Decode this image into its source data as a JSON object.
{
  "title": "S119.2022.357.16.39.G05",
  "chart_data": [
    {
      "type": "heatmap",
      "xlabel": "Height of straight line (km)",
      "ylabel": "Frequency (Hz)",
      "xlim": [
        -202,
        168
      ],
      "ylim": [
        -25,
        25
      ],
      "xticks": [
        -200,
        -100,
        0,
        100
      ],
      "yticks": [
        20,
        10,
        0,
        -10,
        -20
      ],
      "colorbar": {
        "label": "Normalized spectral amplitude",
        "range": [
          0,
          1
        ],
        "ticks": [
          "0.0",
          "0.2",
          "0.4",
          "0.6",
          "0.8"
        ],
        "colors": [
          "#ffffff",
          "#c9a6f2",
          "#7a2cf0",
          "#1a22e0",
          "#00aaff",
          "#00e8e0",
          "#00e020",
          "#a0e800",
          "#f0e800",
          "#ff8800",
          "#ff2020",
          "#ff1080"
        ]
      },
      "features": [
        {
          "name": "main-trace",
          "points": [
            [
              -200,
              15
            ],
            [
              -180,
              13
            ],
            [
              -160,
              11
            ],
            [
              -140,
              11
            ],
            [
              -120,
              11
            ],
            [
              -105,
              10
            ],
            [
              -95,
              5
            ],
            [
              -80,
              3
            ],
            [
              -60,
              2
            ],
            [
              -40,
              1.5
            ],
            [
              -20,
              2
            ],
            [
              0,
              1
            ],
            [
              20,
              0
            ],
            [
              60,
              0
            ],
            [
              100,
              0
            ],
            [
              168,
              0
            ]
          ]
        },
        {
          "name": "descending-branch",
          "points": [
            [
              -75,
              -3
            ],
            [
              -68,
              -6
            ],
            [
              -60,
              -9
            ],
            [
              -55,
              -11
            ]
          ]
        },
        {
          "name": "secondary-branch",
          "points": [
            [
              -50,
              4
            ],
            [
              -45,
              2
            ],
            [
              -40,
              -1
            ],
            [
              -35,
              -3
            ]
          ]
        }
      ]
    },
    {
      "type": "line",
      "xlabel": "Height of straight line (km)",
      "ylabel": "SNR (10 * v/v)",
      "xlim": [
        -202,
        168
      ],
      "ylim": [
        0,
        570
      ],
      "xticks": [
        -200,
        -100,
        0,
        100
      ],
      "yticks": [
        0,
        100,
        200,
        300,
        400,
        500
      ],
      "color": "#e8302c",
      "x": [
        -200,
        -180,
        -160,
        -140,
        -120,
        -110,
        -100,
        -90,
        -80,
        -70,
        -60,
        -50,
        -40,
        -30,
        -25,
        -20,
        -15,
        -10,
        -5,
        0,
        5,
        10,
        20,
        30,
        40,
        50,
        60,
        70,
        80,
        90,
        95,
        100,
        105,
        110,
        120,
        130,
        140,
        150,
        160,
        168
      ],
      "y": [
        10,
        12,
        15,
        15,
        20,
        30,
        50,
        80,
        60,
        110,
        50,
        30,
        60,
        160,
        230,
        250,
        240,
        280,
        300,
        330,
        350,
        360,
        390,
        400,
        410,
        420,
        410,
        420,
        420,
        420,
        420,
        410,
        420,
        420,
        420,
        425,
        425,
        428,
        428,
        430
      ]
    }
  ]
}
#####
### [Required work]
Say how many lines have the string "branch" in them, offering no words beyond the number.

### [Solution to this exercise]
2